>> start

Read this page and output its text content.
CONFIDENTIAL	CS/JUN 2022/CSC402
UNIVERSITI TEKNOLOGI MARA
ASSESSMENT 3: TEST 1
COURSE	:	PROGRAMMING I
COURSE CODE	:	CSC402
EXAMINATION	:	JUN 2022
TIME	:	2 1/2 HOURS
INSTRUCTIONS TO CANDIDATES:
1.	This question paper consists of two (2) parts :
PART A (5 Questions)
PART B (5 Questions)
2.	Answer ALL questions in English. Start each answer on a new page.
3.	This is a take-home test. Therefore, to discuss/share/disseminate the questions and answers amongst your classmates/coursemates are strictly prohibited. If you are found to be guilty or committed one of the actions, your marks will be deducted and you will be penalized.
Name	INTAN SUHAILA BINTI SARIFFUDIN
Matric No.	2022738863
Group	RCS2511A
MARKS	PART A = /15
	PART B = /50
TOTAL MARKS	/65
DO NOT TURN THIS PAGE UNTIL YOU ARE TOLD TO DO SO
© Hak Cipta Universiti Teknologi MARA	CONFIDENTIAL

>> end
>> start

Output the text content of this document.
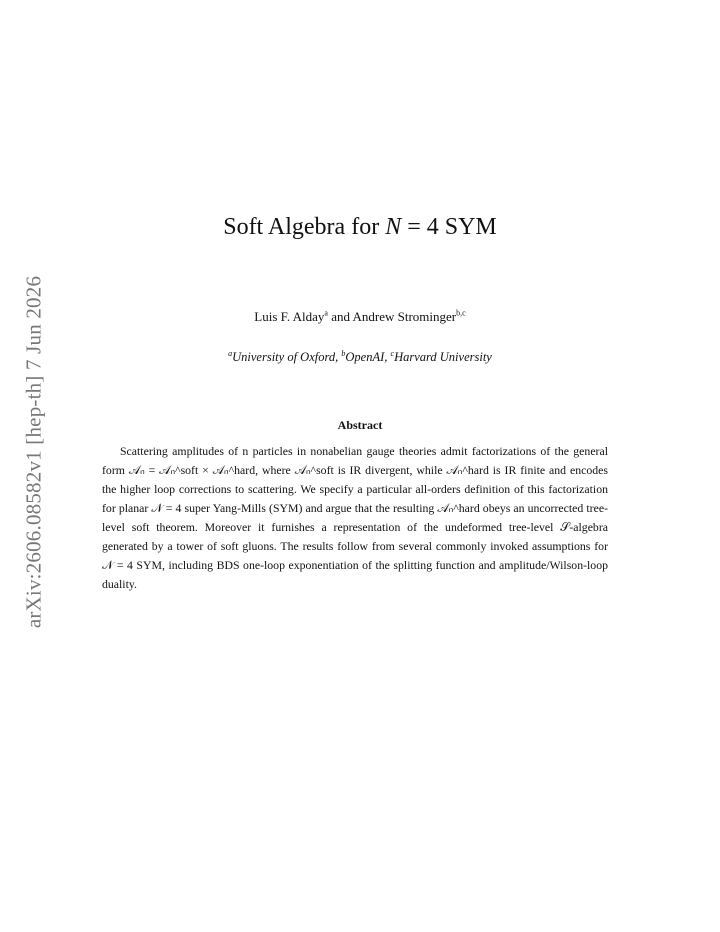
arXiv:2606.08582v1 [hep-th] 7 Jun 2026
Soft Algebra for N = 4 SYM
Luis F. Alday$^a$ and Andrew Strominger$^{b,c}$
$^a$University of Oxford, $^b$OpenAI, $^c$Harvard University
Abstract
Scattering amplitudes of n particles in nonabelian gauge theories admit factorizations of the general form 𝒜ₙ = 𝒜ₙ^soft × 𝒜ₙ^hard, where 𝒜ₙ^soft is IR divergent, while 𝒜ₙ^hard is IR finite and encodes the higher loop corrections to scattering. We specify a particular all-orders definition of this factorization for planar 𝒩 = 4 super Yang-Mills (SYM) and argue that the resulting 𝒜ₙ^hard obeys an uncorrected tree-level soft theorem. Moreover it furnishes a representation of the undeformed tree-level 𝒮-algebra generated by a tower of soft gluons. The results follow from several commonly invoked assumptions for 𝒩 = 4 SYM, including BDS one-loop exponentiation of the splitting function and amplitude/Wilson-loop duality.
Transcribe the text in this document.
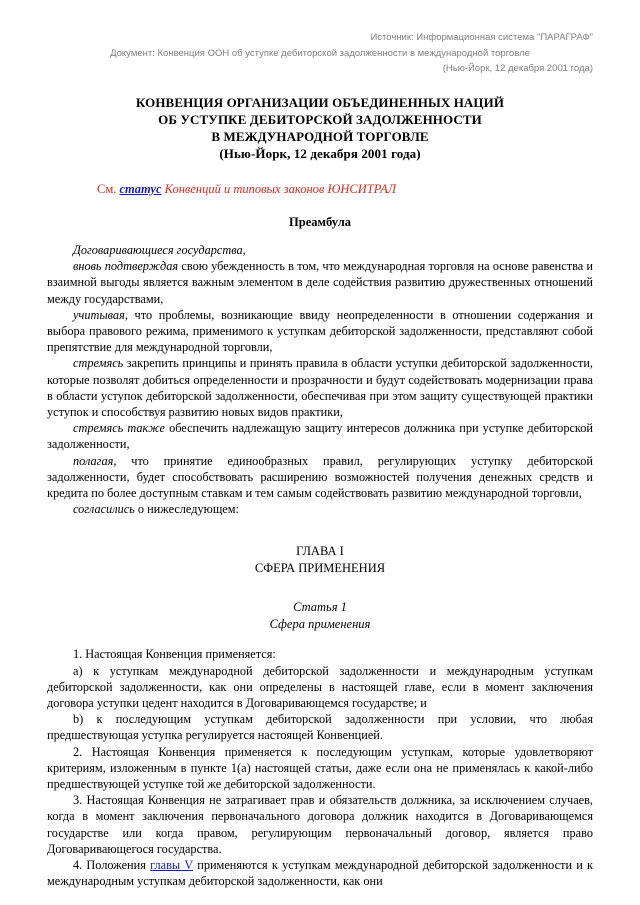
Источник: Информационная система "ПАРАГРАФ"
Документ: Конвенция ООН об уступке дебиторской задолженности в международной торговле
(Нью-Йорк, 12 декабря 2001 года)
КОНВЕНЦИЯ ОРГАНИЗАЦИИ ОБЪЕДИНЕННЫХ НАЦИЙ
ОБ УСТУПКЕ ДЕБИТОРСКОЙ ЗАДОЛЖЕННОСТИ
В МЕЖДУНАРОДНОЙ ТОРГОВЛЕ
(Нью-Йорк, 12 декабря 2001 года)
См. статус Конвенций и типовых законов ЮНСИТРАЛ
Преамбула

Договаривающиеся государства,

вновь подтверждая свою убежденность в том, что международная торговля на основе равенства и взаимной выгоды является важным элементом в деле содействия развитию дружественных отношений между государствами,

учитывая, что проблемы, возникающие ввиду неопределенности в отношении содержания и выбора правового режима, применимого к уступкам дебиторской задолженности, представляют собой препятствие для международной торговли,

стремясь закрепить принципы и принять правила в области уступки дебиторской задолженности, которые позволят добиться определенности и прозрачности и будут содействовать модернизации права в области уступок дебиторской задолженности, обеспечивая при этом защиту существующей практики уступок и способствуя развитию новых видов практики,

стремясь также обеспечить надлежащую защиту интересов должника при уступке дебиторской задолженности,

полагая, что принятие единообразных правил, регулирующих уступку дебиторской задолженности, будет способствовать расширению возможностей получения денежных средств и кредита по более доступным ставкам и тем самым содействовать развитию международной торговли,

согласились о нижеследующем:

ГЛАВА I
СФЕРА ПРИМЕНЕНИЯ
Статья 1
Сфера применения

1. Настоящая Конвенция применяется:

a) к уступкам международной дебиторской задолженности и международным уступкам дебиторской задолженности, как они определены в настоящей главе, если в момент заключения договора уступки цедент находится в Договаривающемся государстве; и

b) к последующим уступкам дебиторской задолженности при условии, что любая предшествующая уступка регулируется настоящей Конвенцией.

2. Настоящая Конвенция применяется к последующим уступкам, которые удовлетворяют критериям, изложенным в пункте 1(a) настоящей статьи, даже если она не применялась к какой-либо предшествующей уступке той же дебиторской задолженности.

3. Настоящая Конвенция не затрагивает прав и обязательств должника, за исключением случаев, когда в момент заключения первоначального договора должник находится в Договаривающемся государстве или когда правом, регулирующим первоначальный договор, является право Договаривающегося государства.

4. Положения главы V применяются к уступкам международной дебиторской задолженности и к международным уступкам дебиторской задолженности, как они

>> end
>> start

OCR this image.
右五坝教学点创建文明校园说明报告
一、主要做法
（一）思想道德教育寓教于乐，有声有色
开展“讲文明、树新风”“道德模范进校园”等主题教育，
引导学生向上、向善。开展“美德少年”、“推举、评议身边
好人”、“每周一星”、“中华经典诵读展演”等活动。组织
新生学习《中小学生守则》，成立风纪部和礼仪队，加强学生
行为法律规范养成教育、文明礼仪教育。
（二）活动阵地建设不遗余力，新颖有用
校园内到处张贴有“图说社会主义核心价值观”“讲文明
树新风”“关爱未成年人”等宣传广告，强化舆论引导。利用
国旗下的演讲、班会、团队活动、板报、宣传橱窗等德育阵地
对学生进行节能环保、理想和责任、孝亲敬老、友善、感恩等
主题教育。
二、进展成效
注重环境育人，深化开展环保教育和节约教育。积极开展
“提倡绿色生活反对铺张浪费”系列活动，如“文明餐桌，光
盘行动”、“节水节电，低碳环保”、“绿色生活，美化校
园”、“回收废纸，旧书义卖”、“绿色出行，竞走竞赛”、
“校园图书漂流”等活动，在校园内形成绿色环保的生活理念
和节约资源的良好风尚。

>> end

WHAT THE TASK REQUIRES: Scan the lines above for "последующим", then copy every one that has it.

EXERCISE RESULT:
b) к последующим уступкам дебиторской задолженности при условии, что любая предшествующая уступка регулируется настоящей Конвенцией.
2. Настоящая Конвенция применяется к последующим уступкам, которые удовлетворяют критериям, изложенным в пункте 1(a) настоящей статьи, даже если она не применялась к какой-либо предшествующей уступке той же дебиторской задолженности.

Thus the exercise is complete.